## Begin RECORDS SHOWN

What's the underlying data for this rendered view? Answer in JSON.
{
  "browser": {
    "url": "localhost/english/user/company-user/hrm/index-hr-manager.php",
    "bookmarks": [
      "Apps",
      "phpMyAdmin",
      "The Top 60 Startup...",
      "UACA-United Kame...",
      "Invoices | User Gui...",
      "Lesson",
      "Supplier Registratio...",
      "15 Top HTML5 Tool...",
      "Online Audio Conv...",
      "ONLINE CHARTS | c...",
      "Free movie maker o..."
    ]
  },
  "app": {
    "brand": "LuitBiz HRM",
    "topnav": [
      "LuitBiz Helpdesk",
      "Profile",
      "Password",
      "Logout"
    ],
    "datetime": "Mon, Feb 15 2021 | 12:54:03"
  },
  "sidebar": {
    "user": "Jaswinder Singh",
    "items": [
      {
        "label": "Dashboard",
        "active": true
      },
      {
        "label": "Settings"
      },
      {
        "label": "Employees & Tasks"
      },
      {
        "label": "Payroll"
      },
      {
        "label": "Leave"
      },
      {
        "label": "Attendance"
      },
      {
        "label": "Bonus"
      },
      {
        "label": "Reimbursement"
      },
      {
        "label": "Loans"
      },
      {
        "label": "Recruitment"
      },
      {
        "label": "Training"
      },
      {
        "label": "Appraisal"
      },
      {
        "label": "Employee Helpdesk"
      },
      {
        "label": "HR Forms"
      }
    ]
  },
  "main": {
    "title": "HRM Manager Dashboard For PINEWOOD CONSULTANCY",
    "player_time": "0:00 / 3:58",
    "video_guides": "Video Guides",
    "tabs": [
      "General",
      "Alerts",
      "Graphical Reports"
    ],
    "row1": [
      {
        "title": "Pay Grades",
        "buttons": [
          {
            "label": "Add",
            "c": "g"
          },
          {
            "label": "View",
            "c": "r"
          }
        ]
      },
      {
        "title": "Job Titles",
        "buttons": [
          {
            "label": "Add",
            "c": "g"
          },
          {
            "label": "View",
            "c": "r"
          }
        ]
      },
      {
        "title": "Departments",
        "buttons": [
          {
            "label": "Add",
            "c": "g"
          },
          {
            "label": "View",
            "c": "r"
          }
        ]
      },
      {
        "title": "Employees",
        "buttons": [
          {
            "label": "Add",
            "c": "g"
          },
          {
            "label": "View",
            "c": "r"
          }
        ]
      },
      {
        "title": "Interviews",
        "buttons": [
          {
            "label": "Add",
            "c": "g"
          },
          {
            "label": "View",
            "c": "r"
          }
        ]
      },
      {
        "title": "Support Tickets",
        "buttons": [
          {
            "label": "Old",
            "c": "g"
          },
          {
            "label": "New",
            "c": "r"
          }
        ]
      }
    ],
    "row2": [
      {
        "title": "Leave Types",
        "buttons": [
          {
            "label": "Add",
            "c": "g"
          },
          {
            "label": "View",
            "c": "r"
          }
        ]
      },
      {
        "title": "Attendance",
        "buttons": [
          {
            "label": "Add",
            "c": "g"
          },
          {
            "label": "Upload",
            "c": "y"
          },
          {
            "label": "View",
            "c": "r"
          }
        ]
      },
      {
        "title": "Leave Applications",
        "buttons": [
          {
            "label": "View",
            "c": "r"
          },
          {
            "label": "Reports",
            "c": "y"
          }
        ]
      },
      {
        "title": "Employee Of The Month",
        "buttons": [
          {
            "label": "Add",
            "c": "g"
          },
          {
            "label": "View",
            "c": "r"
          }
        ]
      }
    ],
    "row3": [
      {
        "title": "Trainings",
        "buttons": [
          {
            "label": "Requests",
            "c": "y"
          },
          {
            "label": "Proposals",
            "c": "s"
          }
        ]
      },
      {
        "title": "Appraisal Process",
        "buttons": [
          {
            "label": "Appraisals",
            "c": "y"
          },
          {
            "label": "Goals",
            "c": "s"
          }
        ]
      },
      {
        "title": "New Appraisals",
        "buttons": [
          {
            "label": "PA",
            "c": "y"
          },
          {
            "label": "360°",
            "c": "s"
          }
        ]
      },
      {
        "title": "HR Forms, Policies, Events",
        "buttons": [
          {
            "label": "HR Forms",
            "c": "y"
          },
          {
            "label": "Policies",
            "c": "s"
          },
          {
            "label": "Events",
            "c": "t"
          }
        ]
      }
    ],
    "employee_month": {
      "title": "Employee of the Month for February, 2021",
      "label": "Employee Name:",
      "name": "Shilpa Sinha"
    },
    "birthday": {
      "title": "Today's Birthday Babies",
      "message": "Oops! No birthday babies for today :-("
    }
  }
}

## End RECORDS SHOWN

JOB:
The full set of records should be duplicated exactly.

RESULT OF THIS TASK:
What's the underlying data for this rendered view? Answer in JSON.
{
  "browser": {
    "url": "localhost/english/user/company-user/hrm/index-hr-manager.php",
    "bookmarks": [
      "Apps",
      "phpMyAdmin",
      "The Top 60 Startup...",
      "UACA-United Kame...",
      "Invoices | User Gui...",
      "Lesson",
      "Supplier Registratio...",
      "15 Top HTML5 Tool...",
      "Online Audio Conv...",
      "ONLINE CHARTS | c...",
      "Free movie maker o..."
    ]
  },
  "app": {
    "brand": "LuitBiz HRM",
    "topnav": [
      "LuitBiz Helpdesk",
      "Profile",
      "Password",
      "Logout"
    ],
    "datetime": "Mon, Feb 15 2021 | 12:54:03"
  },
  "sidebar": {
    "user": "Jaswinder Singh",
    "items": [
      {
        "label": "Dashboard",
        "active": true
      },
      {
        "label": "Settings"
      },
      {
        "label": "Employees & Tasks"
      },
      {
        "label": "Payroll"
      },
      {
        "label": "Leave"
      },
      {
        "label": "Attendance"
      },
      {
        "label": "Bonus"
      },
      {
        "label": "Reimbursement"
      },
      {
        "label": "Loans"
      },
      {
        "label": "Recruitment"
      },
      {
        "label": "Training"
      },
      {
        "label": "Appraisal"
      },
      {
        "label": "Employee Helpdesk"
      },
      {
        "label": "HR Forms"
      }
    ]
  },
  "main": {
    "title": "HRM Manager Dashboard For PINEWOOD CONSULTANCY",
    "player_time": "0:00 / 3:58",
    "video_guides": "Video Guides",
    "tabs": [
      "General",
      "Alerts",
      "Graphical Reports"
    ],
    "row1": [
      {
        "title": "Pay Grades",
        "buttons": [
          {
            "label": "Add",
            "c": "g"
          },
          {
            "label": "View",
            "c": "r"
          }
        ]
      },
      {
        "title": "Job Titles",
        "buttons": [
          {
            "label": "Add",
            "c": "g"
          },
          {
            "label": "View",
            "c": "r"
          }
        ]
      },
      {
        "title": "Departments",
        "buttons": [
          {
            "label": "Add",
            "c": "g"
          },
          {
            "label": "View",
            "c": "r"
          }
        ]
      },
      {
        "title": "Employees",
        "buttons": [
          {
            "label": "Add",
            "c": "g"
          },
          {
            "label": "View",
            "c": "r"
          }
        ]
      },
      {
        "title": "Interviews",
        "buttons": [
          {
            "label": "Add",
            "c": "g"
          },
          {
            "label": "View",
            "c": "r"
          }
        ]
      },
      {
        "title": "Support Tickets",
        "buttons": [
          {
            "label": "Old",
            "c": "g"
          },
          {
            "label": "New",
            "c": "r"
          }
        ]
      }
    ],
    "row2": [
      {
        "title": "Leave Types",
        "buttons": [
          {
            "label": "Add",
            "c": "g"
          },
          {
            "label": "View",
            "c": "r"
          }
        ]
      },
      {
        "title": "Attendance",
        "buttons": [
          {
            "label": "Add",
            "c": "g"
          },
          {
            "label": "Upload",
            "c": "y"
          },
          {
            "label": "View",
            "c": "r"
          }
        ]
      },
      {
        "title": "Leave Applications",
        "buttons": [
          {
            "label": "View",
            "c": "r"
          },
          {
            "label": "Reports",
            "c": "y"
          }
        ]
      },
      {
        "title": "Employee Of The Month",
        "buttons": [
          {
            "label": "Add",
            "c": "g"
          },
          {
            "label": "View",
            "c": "r"
          }
        ]
      }
    ],
    "row3": [
      {
        "title": "Trainings",
        "buttons": [
          {
            "label": "Requests",
            "c": "y"
          },
          {
            "label": "Proposals",
            "c": "s"
          }
        ]
      },
      {
        "title": "Appraisal Process",
        "buttons": [
          {
            "label": "Appraisals",
            "c": "y"
          },
          {
            "label": "Goals",
            "c": "s"
          }
        ]
      },
      {
        "title": "New Appraisals",
        "buttons": [
          {
            "label": "PA",
            "c": "y"
          },
          {
            "label": "360°",
            "c": "s"
          }
        ]
      },
      {
        "title": "HR Forms, Policies, Events",
        "buttons": [
          {
            "label": "HR Forms",
            "c": "y"
          },
          {
            "label": "Policies",
            "c": "s"
          },
          {
            "label": "Events",
            "c": "t"
          }
        ]
      }
    ],
    "employee_month": {
      "title": "Employee of the Month for February, 2021",
      "label": "Employee Name:",
      "name": "Shilpa Sinha"
    },
    "birthday": {
      "title": "Today's Birthday Babies",
      "message": "Oops! No birthday babies for today :-("
    }
  }
}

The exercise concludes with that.